* **WHAT THE TASK REQUIRES**: Exact reproduction is required for all entries.

....

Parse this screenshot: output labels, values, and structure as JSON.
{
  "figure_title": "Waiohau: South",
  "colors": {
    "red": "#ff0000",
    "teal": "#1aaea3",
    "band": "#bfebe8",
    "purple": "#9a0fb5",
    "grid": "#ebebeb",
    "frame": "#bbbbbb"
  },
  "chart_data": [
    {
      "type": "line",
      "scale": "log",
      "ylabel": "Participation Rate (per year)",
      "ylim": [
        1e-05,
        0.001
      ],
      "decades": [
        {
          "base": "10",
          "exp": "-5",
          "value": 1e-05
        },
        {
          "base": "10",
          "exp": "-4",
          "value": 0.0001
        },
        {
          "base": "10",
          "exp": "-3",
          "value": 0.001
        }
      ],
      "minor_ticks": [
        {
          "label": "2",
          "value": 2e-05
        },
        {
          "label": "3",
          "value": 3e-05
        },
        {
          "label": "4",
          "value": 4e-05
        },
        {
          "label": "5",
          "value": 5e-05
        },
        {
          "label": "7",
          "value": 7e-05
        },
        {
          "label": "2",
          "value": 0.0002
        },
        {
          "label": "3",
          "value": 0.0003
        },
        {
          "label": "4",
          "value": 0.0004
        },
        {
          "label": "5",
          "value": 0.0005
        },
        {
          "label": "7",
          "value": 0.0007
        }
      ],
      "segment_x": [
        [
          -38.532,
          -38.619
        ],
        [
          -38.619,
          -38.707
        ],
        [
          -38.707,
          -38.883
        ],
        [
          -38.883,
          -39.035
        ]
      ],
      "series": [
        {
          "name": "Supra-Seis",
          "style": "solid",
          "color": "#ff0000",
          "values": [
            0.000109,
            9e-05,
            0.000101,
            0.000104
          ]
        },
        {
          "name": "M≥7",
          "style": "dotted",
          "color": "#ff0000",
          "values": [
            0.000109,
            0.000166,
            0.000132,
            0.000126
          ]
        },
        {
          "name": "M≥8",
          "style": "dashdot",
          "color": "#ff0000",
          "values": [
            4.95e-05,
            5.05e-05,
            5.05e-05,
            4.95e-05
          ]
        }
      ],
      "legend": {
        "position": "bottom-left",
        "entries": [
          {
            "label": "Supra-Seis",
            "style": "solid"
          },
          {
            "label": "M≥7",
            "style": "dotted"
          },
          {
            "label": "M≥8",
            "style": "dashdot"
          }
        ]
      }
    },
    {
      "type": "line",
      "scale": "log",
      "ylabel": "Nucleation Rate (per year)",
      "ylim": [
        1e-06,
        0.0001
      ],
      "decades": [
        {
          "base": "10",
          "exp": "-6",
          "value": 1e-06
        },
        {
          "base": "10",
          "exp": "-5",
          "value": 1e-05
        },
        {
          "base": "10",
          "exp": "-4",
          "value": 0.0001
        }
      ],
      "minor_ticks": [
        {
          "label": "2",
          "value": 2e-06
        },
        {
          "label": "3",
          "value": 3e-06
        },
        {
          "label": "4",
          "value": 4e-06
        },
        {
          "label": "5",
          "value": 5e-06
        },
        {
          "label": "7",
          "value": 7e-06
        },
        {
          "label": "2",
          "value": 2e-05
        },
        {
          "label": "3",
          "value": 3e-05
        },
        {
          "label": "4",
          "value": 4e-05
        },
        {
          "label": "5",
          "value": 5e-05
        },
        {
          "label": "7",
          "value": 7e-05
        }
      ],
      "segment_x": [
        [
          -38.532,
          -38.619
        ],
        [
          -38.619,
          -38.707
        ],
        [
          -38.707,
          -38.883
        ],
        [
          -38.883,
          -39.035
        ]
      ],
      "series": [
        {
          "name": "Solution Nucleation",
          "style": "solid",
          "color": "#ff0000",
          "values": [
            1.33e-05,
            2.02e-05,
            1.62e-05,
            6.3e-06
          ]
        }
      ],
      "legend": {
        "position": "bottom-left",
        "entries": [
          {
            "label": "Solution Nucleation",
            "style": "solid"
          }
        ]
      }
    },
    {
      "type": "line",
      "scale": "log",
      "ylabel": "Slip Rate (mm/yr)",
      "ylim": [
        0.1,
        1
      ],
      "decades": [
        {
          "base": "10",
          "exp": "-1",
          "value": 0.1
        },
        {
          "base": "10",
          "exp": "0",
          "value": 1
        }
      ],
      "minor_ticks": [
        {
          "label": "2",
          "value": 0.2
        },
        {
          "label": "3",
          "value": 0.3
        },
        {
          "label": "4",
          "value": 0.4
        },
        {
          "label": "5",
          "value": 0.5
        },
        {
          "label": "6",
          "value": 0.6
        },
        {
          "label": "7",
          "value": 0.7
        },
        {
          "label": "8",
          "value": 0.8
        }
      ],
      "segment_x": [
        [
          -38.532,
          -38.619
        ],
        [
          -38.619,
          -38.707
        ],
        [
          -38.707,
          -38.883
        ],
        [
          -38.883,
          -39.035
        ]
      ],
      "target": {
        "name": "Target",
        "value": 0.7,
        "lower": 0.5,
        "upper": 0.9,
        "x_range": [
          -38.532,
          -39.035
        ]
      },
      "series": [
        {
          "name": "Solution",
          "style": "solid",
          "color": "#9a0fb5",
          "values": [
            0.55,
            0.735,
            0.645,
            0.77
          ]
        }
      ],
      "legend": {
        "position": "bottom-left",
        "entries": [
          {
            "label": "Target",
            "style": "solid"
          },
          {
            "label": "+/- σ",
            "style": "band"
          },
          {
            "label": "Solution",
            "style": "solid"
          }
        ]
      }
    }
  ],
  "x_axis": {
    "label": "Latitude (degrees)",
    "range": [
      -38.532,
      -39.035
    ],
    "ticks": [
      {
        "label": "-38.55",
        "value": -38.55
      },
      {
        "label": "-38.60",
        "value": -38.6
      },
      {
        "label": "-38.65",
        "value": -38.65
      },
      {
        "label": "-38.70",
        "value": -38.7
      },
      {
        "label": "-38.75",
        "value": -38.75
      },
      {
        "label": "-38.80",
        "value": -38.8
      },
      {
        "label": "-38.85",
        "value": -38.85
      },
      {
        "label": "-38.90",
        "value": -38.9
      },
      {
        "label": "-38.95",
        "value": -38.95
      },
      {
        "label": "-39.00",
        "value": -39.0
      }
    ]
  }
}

....

* **FINISHED TASK**:
Parse this screenshot: output labels, values, and structure as JSON.
{
  "figure_title": "Waiohau: South",
  "colors": {
    "red": "#ff0000",
    "teal": "#1aaea3",
    "band": "#bfebe8",
    "purple": "#9a0fb5",
    "grid": "#ebebeb",
    "frame": "#bbbbbb"
  },
  "chart_data": [
    {
      "type": "line",
      "scale": "log",
      "ylabel": "Participation Rate (per year)",
      "ylim": [
        1e-05,
        0.001
      ],
      "decades": [
        {
          "base": "10",
          "exp": "-5",
          "value": 1e-05
        },
        {
          "base": "10",
          "exp": "-4",
          "value": 0.0001
        },
        {
          "base": "10",
          "exp": "-3",
          "value": 0.001
        }
      ],
      "minor_ticks": [
        {
          "label": "2",
          "value": 2e-05
        },
        {
          "label": "3",
          "value": 3e-05
        },
        {
          "label": "4",
          "value": 4e-05
        },
        {
          "label": "5",
          "value": 5e-05
        },
        {
          "label": "7",
          "value": 7e-05
        },
        {
          "label": "2",
          "value": 0.0002
        },
        {
          "label": "3",
          "value": 0.0003
        },
        {
          "label": "4",
          "value": 0.0004
        },
        {
          "label": "5",
          "value": 0.0005
        },
        {
          "label": "7",
          "value": 0.0007
        }
      ],
      "segment_x": [
        [
          -38.532,
          -38.619
        ],
        [
          -38.619,
          -38.707
        ],
        [
          -38.707,
          -38.883
        ],
        [
          -38.883,
          -39.035
        ]
      ],
      "series": [
        {
          "name": "Supra-Seis",
          "style": "solid",
          "color": "#ff0000",
          "values": [
            0.000109,
            9e-05,
            0.000101,
            0.000104
          ]
        },
        {
          "name": "M≥7",
          "style": "dotted",
          "color": "#ff0000",
          "values": [
            0.000109,
            0.000166,
            0.000132,
            0.000126
          ]
        },
        {
          "name": "M≥8",
          "style": "dashdot",
          "color": "#ff0000",
          "values": [
            4.95e-05,
            5.05e-05,
            5.05e-05,
            4.95e-05
          ]
        }
      ],
      "legend": {
        "position": "bottom-left",
        "entries": [
          {
            "label": "Supra-Seis",
            "style": "solid"
          },
          {
            "label": "M≥7",
            "style": "dotted"
          },
          {
            "label": "M≥8",
            "style": "dashdot"
          }
        ]
      }
    },
    {
      "type": "line",
      "scale": "log",
      "ylabel": "Nucleation Rate (per year)",
      "ylim": [
        1e-06,
        0.0001
      ],
      "decades": [
        {
          "base": "10",
          "exp": "-6",
          "value": 1e-06
        },
        {
          "base": "10",
          "exp": "-5",
          "value": 1e-05
        },
        {
          "base": "10",
          "exp": "-4",
          "value": 0.0001
        }
      ],
      "minor_ticks": [
        {
          "label": "2",
          "value": 2e-06
        },
        {
          "label": "3",
          "value": 3e-06
        },
        {
          "label": "4",
          "value": 4e-06
        },
        {
          "label": "5",
          "value": 5e-06
        },
        {
          "label": "7",
          "value": 7e-06
        },
        {
          "label": "2",
          "value": 2e-05
        },
        {
          "label": "3",
          "value": 3e-05
        },
        {
          "label": "4",
          "value": 4e-05
        },
        {
          "label": "5",
          "value": 5e-05
        },
        {
          "label": "7",
          "value": 7e-05
        }
      ],
      "segment_x": [
        [
          -38.532,
          -38.619
        ],
        [
          -38.619,
          -38.707
        ],
        [
          -38.707,
          -38.883
        ],
        [
          -38.883,
          -39.035
        ]
      ],
      "series": [
        {
          "name": "Solution Nucleation",
          "style": "solid",
          "color": "#ff0000",
          "values": [
            1.33e-05,
            2.02e-05,
            1.62e-05,
            6.3e-06
          ]
        }
      ],
      "legend": {
        "position": "bottom-left",
        "entries": [
          {
            "label": "Solution Nucleation",
            "style": "solid"
          }
        ]
      }
    },
    {
      "type": "line",
      "scale": "log",
      "ylabel": "Slip Rate (mm/yr)",
      "ylim": [
        0.1,
        1
      ],
      "decades": [
        {
          "base": "10",
          "exp": "-1",
          "value": 0.1
        },
        {
          "base": "10",
          "exp": "0",
          "value": 1
        }
      ],
      "minor_ticks": [
        {
          "label": "2",
          "value": 0.2
        },
        {
          "label": "3",
          "value": 0.3
        },
        {
          "label": "4",
          "value": 0.4
        },
        {
          "label": "5",
          "value": 0.5
        },
        {
          "label": "6",
          "value": 0.6
        },
        {
          "label": "7",
          "value": 0.7
        },
        {
          "label": "8",
          "value": 0.8
        }
      ],
      "segment_x": [
        [
          -38.532,
          -38.619
        ],
        [
          -38.619,
          -38.707
        ],
        [
          -38.707,
          -38.883
        ],
        [
          -38.883,
          -39.035
        ]
      ],
      "target": {
        "name": "Target",
        "value": 0.7,
        "lower": 0.5,
        "upper": 0.9,
        "x_range": [
          -38.532,
          -39.035
        ]
      },
      "series": [
        {
          "name": "Solution",
          "style": "solid",
          "color": "#9a0fb5",
          "values": [
            0.55,
            0.735,
            0.645,
            0.77
          ]
        }
      ],
      "legend": {
        "position": "bottom-left",
        "entries": [
          {
            "label": "Target",
            "style": "solid"
          },
          {
            "label": "+/- σ",
            "style": "band"
          },
          {
            "label": "Solution",
            "style": "solid"
          }
        ]
      }
    }
  ],
  "x_axis": {
    "label": "Latitude (degrees)",
    "range": [
      -38.532,
      -39.035
    ],
    "ticks": [
      {
        "label": "-38.55",
        "value": -38.55
      },
      {
        "label": "-38.60",
        "value": -38.6
      },
      {
        "label": "-38.65",
        "value": -38.65
      },
      {
        "label": "-38.70",
        "value": -38.7
      },
      {
        "label": "-38.75",
        "value": -38.75
      },
      {
        "label": "-38.80",
        "value": -38.8
      },
      {
        "label": "-38.85",
        "value": -38.85
      },
      {
        "label": "-38.90",
        "value": -38.9
      },
      {
        "label": "-38.95",
        "value": -38.95
      },
      {
        "label": "-39.00",
        "value": -39.0
      }
    ]
  }
}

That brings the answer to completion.